Aim: Wherever the word "speaker" shows up in a line, please copy that line.

Supplied records:
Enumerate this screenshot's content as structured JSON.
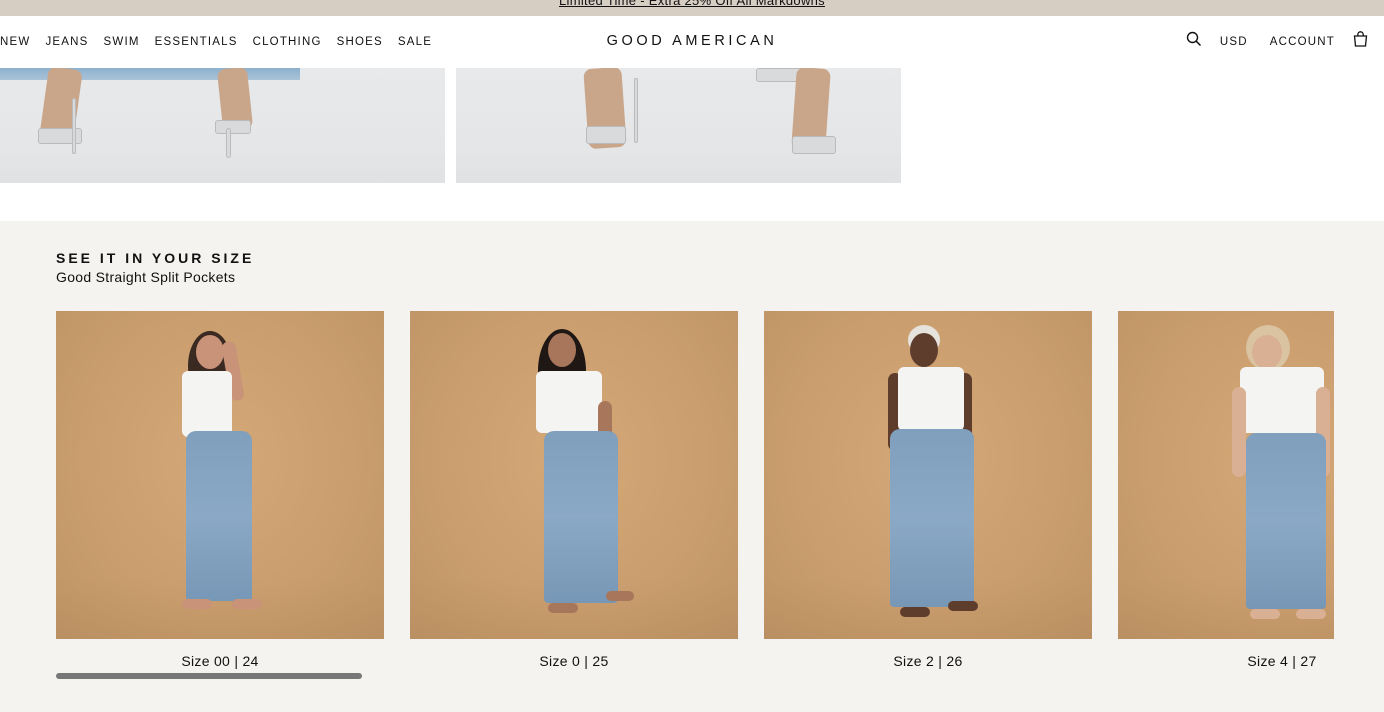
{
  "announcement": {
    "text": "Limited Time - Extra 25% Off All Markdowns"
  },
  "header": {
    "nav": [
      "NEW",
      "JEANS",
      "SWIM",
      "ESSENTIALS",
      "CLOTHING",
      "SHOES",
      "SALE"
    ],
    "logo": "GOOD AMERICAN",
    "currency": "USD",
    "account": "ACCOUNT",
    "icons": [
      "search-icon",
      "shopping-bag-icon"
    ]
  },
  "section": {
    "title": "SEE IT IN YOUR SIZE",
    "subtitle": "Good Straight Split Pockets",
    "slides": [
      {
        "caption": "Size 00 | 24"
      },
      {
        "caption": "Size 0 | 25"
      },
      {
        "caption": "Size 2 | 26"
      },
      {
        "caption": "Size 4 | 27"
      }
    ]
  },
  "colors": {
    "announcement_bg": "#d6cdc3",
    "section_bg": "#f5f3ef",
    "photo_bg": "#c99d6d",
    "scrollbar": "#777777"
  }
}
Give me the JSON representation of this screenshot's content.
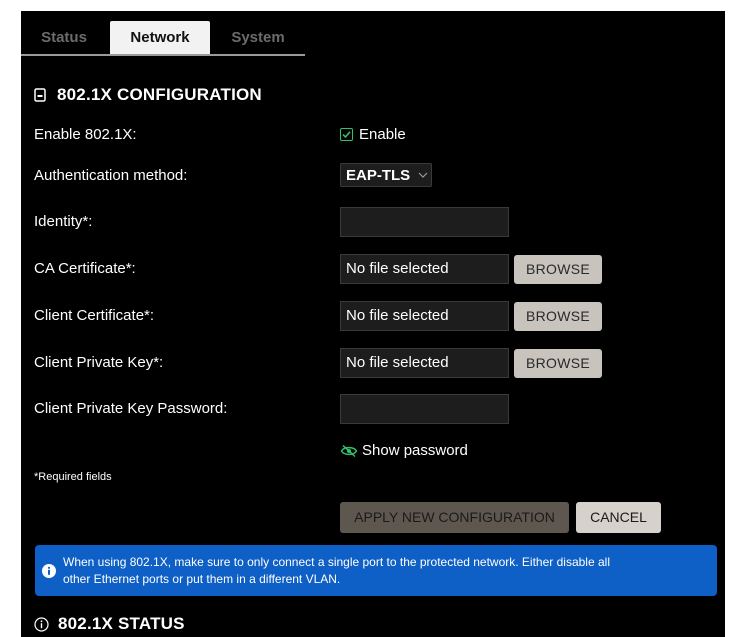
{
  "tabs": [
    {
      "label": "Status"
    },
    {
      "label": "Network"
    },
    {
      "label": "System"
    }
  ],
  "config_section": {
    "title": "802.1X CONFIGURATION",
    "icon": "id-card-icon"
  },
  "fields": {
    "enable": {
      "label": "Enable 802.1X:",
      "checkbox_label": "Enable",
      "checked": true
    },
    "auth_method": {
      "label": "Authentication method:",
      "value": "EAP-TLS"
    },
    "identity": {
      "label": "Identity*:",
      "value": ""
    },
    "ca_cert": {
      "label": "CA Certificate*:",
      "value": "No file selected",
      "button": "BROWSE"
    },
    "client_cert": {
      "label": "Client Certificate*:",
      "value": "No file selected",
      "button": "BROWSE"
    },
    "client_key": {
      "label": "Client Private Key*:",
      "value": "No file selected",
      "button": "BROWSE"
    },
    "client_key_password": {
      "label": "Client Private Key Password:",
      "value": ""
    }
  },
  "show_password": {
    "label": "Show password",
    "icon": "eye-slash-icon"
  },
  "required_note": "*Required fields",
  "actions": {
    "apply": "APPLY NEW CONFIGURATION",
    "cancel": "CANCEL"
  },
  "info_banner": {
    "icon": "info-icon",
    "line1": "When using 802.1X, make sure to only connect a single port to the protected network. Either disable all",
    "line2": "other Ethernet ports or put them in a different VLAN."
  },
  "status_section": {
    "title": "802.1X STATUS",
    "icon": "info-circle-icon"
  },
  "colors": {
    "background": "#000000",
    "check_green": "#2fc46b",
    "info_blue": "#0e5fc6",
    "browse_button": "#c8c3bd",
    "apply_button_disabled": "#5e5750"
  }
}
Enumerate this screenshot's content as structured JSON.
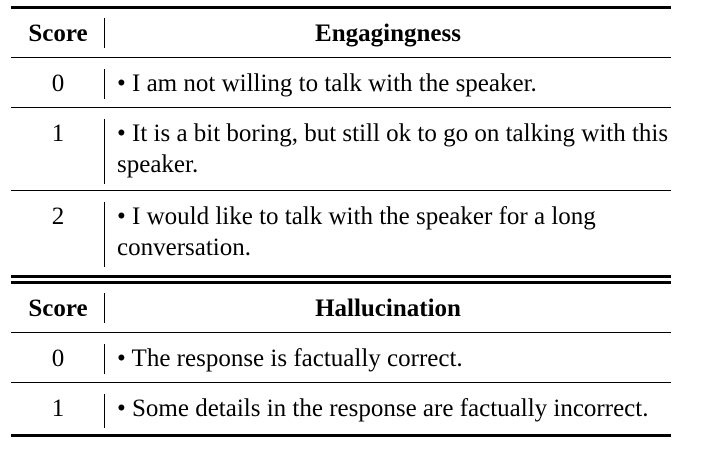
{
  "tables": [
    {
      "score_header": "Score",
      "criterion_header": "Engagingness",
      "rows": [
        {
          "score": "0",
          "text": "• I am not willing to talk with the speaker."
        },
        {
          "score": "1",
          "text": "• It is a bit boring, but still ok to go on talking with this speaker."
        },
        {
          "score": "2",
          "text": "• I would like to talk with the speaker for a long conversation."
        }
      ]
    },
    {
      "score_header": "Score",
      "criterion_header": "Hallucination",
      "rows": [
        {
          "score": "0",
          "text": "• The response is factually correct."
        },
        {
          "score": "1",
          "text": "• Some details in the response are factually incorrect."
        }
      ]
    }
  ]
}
* * *
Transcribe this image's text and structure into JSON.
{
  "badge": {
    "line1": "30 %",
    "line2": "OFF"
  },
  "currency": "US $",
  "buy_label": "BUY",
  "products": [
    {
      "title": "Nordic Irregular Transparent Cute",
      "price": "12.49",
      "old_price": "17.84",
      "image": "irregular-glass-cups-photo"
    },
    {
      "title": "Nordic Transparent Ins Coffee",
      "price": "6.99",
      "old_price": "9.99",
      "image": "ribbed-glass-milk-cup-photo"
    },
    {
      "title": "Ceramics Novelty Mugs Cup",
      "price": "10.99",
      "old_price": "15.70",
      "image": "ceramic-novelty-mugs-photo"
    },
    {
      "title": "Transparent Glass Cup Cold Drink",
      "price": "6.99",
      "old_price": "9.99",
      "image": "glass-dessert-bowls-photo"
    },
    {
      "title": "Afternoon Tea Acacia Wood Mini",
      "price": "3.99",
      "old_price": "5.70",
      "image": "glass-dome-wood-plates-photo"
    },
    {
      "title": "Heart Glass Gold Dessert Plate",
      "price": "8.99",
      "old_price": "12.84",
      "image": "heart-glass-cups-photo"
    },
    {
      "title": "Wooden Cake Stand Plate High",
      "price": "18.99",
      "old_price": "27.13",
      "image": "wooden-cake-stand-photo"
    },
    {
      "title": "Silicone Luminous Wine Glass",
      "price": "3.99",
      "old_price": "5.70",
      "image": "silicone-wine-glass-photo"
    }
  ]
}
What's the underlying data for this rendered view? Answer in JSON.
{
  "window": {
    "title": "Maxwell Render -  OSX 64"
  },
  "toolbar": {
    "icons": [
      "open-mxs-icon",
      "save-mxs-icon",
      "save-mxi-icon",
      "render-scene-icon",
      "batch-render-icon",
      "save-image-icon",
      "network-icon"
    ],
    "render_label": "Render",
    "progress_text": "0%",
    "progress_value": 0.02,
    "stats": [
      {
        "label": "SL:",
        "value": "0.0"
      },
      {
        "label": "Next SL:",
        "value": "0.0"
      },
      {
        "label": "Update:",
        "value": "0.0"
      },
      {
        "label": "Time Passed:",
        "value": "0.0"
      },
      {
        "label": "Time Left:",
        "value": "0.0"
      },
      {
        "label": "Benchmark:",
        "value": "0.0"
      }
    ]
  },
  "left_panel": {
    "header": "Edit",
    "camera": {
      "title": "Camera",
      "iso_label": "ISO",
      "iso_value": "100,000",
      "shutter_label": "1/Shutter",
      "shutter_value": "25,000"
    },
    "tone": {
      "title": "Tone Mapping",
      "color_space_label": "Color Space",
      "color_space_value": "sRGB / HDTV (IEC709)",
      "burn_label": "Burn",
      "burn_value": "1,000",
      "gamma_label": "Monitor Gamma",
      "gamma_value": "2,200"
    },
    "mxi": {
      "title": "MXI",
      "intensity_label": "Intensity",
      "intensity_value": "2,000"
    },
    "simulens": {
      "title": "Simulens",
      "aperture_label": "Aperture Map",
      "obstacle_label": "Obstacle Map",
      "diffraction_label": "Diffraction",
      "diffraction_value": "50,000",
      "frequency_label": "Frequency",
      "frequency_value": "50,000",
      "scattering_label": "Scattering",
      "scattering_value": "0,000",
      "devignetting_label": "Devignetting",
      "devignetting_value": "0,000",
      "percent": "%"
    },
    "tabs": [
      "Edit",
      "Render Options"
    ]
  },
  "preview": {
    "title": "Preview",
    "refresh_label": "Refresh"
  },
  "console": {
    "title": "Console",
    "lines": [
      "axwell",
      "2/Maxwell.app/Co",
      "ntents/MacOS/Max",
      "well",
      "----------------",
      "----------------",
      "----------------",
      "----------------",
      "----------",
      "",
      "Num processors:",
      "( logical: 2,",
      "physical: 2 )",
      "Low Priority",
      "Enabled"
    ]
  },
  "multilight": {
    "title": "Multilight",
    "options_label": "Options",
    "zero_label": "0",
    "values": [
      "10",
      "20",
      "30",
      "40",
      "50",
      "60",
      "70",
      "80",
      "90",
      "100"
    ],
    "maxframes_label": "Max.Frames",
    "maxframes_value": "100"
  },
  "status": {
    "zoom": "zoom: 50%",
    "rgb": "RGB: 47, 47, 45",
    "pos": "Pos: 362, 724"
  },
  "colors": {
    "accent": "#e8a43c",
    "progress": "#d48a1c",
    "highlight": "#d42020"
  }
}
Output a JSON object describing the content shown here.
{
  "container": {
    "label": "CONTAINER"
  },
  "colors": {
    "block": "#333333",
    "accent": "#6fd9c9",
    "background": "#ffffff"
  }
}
==
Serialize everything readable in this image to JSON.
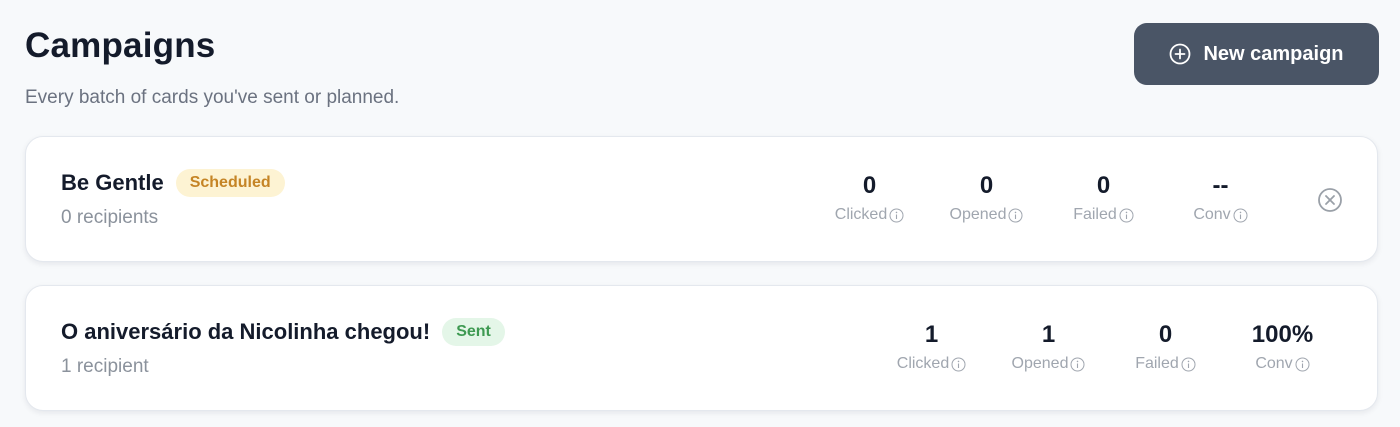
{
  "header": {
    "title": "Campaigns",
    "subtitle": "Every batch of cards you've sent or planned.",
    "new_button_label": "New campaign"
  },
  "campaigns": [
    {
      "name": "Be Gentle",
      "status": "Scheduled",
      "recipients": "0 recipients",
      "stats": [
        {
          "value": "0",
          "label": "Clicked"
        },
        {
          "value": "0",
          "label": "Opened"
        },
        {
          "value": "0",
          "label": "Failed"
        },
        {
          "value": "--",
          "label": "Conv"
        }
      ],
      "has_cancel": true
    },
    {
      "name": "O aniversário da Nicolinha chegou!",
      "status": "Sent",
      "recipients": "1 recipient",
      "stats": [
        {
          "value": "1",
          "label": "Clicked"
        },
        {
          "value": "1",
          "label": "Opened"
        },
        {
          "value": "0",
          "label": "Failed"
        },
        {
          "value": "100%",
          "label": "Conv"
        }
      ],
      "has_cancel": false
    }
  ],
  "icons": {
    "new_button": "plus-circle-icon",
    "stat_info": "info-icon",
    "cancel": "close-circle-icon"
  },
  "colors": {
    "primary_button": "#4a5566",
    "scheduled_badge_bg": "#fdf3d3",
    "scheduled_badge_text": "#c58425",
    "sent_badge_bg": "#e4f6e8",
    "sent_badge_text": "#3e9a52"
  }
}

Written answer:
          "text": "• I am not willing to talk with the speaker."
          "text": "• It is a bit boring, but still ok to go on talking with this speaker."
          "text": "• I would like to talk with the speaker for a long conversation."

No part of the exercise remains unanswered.